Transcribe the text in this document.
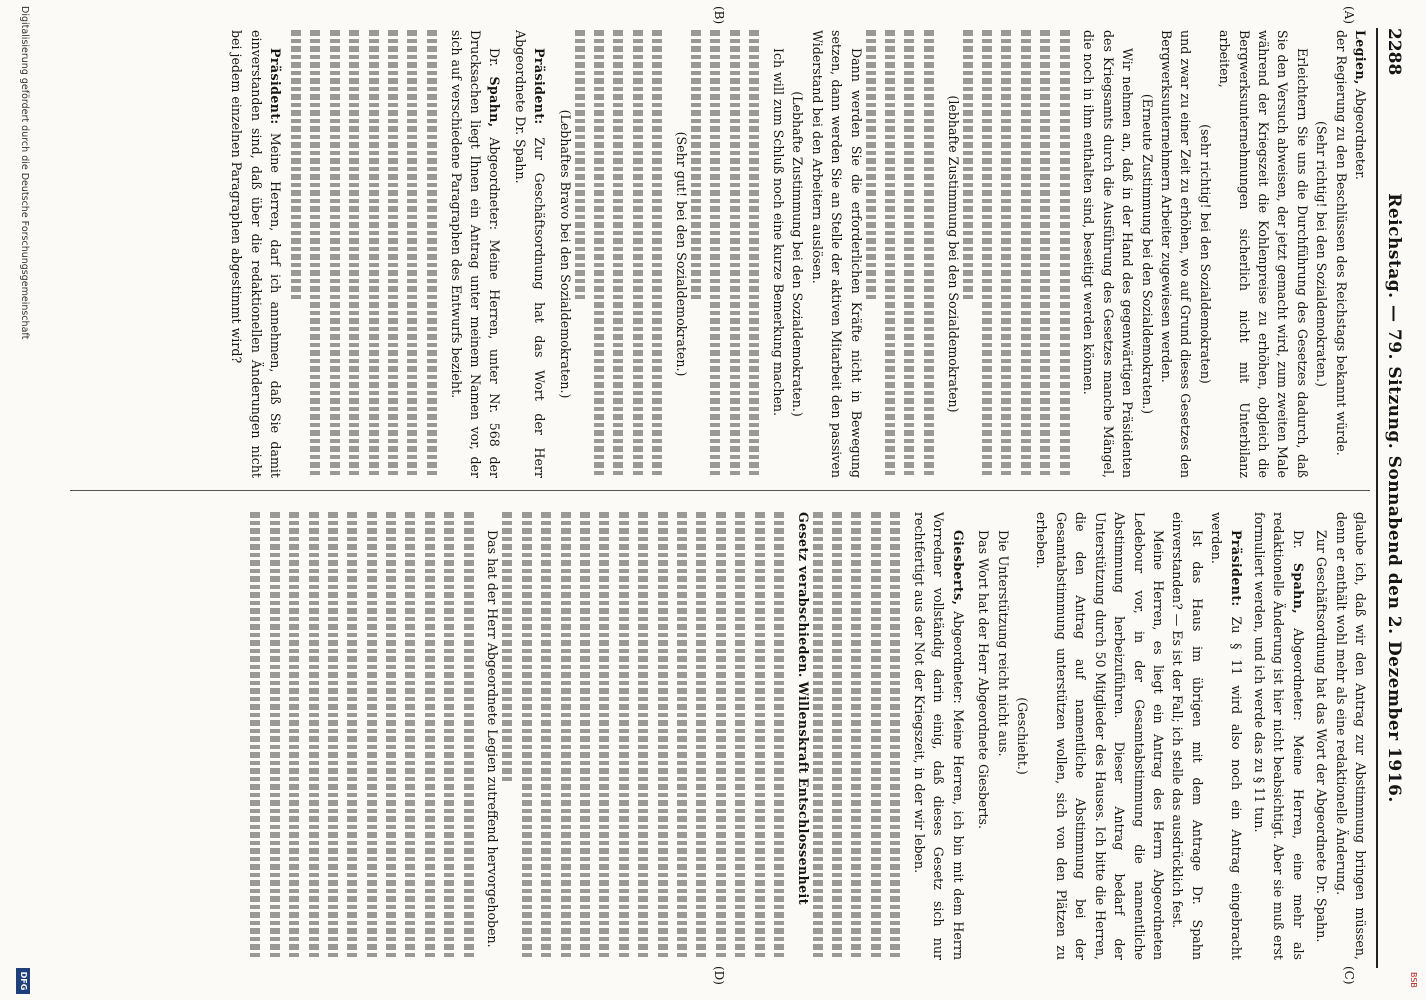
2288
Reichstag. — 79. Sitzung. Sonnabend den 2. Dezember 1916.
(A)
(B)
(C)
(D)

Legien, Abgeordneter.

der Regierung zu den Beschlüssen des Reichstags bekannt würde.

(Sehr richtig! bei den Sozialdemokraten.)

Erleichtern Sie uns die Durchführung des Gesetzes dadurch, daß Sie den Versuch abweisen, der jetzt gemacht wird, zum zweiten Male während der Kriegszeit die Kohlenpreise zu erhöhen, obgleich die Bergwerksunternehmungen sicherlich nicht mit Unterbilanz arbeiten,

(sehr richtig! bei den Sozialdemokraten)

und zwar zu einer Zeit zu erhöhen, wo auf Grund dieses Gesetzes den Bergwerksunternehmern Arbeiter zugewiesen werden.

(Erneute Zustimmung bei den Sozialdemokraten.)

Wir nehmen an, daß in der Hand des gegenwärtigen Präsidenten des Kriegsamts durch die Ausführung des Gesetzes manche Mängel, die noch in ihm enthalten sind, beseitigt werden können.

(lebhafte Zustimmung bei den Sozialdemokraten)

Dann werden Sie die erforderlichen Kräfte nicht in Bewegung setzen, dann werden Sie an Stelle der aktiven Mitarbeit den passiven Widerstand bei den Arbeitern auslösen.

(Lebhafte Zustimmung bei den Sozialdemokraten.)

Ich will zum Schluß noch eine kurze Bemerkung machen.

(Sehr gut! bei den Sozialdemokraten.)

(Lebhaftes Bravo bei den Sozialdemokraten.)

Präsident: Zur Geschäftsordnung hat das Wort der Herr Abgeordnete Dr. Spahn.

Dr. Spahn, Abgeordneter: Meine Herren, unter Nr. 568 der Drucksachen liegt Ihnen ein Antrag unter meinem Namen vor, der sich auf verschiedene Paragraphen des Entwurfs bezieht.

Präsident: Meine Herren, darf ich annehmen, daß Sie damit einverstanden sind, daß über die redaktionellen Änderungen nicht bei jedem einzelnen Paragraphen abgestimmt wird?

glaube ich, daß wir den Antrag zur Abstimmung bringen müssen, denn er enthält wohl mehr als eine redaktionelle Änderung.

Zur Geschäftsordnung hat das Wort der Abgeordnete Dr. Spahn.

Dr. Spahn, Abgeordneter: Meine Herren, eine mehr als redaktionelle Änderung ist hier nicht beabsichtigt. Aber sie muß erst formuliert werden, und ich werde das zu § 11 tun.

Präsident: Zu § 11 wird also noch ein Antrag eingebracht werden.

Ist das Haus im übrigen mit dem Antrage Dr. Spahn einverstanden? — Es ist der Fall; ich stelle das ausdrücklich fest.

Meine Herren, es liegt ein Antrag des Herrn Abgeordneten Ledebour vor, in der Gesamtabstimmung die namentliche Abstimmung herbeizuführen. Dieser Antrag bedarf der Unterstützung durch 50 Mitglieder des Hauses. Ich bitte die Herren, die den Antrag auf namentliche Abstimmung bei der Gesamtabstimmung unterstützen wollen, sich von den Plätzen zu erheben.

(Geschieht.)

Die Unterstützung reicht nicht aus.

Das Wort hat der Herr Abgeordnete Giesberts.

Giesberts, Abgeordneter: Meine Herren, ich bin mit dem Herrn Vorredner vollständig darin einig, daß dieses Gesetz sich nur rechtfertigt aus der Not der Kriegszeit, in der wir leben.

Gesetz verabschieden. Willenskraft Entschlossenheit

Das hat der Herr Abgeordnete Legien zutreffend hervorgehoben.

Digitalisierung gefördert durch die Deutsche Forschungsgemeinschaft
DFG	BSB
····················
AIM
Of the lines in the data above, how many contain the word "Meine"? Give only that figure.

FULL RESPONSE
5